I'm guessing ~100Mh/s from each GPU, x16 = 1.6Gh/s
Power will be ~220W each (maybe less for these newer babies) x16 = 3.52kW
Add in a couple of meaty Platinum 8180's, that can draw 205W each, but will likely draw 40 something watts (off the cuff guess), whilst idling away. Couple that will some mammoth m/b that want a couple hundred watts, all that RAM & unused NVME SSDs we'll round that up to 500W.
So my guestimation is ~4kW, lets throw in 5% PSU conversion losses (I suppose they are gonna be good), so we are looking at 4.2kW continuous power draw, for Ethereum mining. Less than 5kW total for sure though.
So $?
Annually: 46.46973093 coins mined. Power Cost [10c/kWh] (in USD) $3,679.20 Profit (in USD) $17,398.55 per year. Days to break even: 8391.50 Day(s).
If we re-run this with my UK energy costs:
Days to break even: 9610.94 Day(s).
Clearly I am on holiday too - to even bother with this response.
In addition, someone ran the V100's on an Amazon AWS cluster for nearly an hour, and with all costs considered, came out at *negative* $25k USD/year. Interesting though, and well written up.
It would be interesting to see a comparison between the DGX-2 and the POWER9 systems with NVLink to the processors. I don’t know offhand how many GPUs you can stuff in the IBM, but it seems like there is a lot more bandwidth.
It is notable that NVIDIA went with Xeons. Because POWER would be redundant, or some combination of price/perfomance/energy advantage.
OK, quick check - 6 GPUs max in IBM. But, if they built an NVLink switch for it, it would attach to PCIe 4 vs. PCIe 3. But again, at what price and energy usage.
Probably also a question of software availability and development. That bandwidth tho.

================================

WRITTEN TASK 1: Copy the passage of the mining-cost thread between "If we re-run" and "and energy usage.", inclusive.
WRITTEN TASK 2: According to the mining-cost thread, what is the maximum number of GPUs in the IBM system?
WRITTEN TASK 3: Go on with the mining-cost thread, starting right after its final line.

DATA EXTRACT:
================================

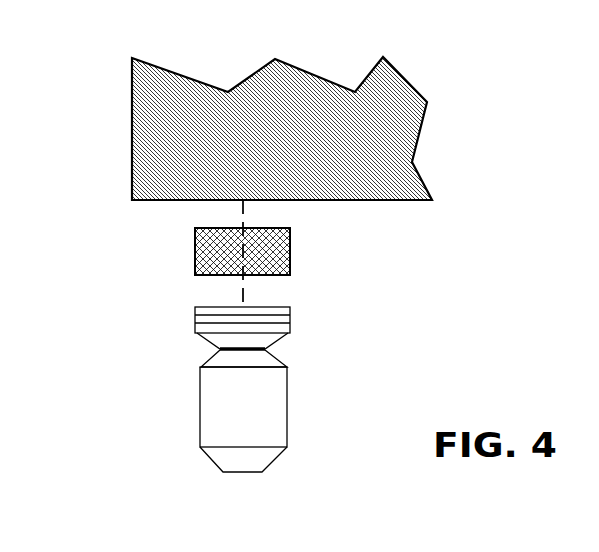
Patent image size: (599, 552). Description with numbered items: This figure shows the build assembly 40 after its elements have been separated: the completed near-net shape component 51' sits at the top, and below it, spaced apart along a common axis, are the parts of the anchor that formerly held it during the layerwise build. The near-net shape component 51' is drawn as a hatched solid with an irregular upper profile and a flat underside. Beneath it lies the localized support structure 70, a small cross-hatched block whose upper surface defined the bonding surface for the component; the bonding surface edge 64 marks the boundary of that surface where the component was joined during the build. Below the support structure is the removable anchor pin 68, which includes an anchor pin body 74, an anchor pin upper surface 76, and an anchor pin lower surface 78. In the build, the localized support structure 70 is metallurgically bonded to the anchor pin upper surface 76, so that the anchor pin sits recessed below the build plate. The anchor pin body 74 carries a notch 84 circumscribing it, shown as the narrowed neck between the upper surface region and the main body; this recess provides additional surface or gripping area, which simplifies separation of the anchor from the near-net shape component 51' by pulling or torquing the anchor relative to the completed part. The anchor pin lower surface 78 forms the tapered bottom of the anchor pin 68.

================================

TASK OUTPUT 1:
If we re-run this with my UK energy costs:
Days to break even: 9610.94 Day(s).
Clearly I am on holiday too - to even bother with this response.
In addition, someone ran the V100's on an Amazon AWS cluster for nearly an hour, and with all costs considered, came out at *negative* $25k USD/year. Interesting though, and well written up.
It would be interesting to see a comparison between the DGX-2 and the POWER9 systems with NVLink to the processors. I don’t know offhand how many GPUs you can stuff in the IBM, but it seems like there is a lot more bandwidth.
It is notable that NVIDIA went with Xeons. Because POWER would be redundant, or some combination of price/perfomance/energy advantage.
OK, quick check - 6 GPUs max in IBM. But, if they built an NVLink switch for it, it would attach to PCIe 4 vs. PCIe 3. But again, at what price and energy usage.

TASK OUTPUT 2: Six GPUs.

TASK OUTPUT 3:
IBM doesn't use the PCI bus for GPU-GPU links (it has PCIe4 available for other uses however). Bandwidth for GPU-GPU (and CPU-GPU) communications is 300GB/s, same as DGX-2 above. The difference is all 16 GPUs (4xV100 for air-cooled servers) in the IBM box enjoy that bandwidth, not just the 4 GPUs on each V100 card (because they are attached to a PCIe bus in regular x86 servers). IBM has another advantage -- the memory can be extended to system RAM (max of 2TB per server). IBM is not limited to "just" 16GB or 32GB per card. GPU bandwidth and memory sizing are really important for scaling GPU jobs past a few V100 cards. IBM's Distributed Deep Learning library, for example, has already been shown to scale to 512 GPUs in a cluster-like design.
First of all, NVIDIA started investing in GPU compute when AMD was at its peak. Second of all, NVIDIA's data center business is profitable, highly profitable, in fact.
The major part gaming plays is that it gives NVIDIA economy of scale when designing and producing the chips.
It's also worth mentioning that gaming also benefits from NVIDIA's AI efforts. Without AI there would probably be no denoising solution for real time ray tracing, or at least it would run a lot more slowly because there would be no tensor cores and no work on TensorRT.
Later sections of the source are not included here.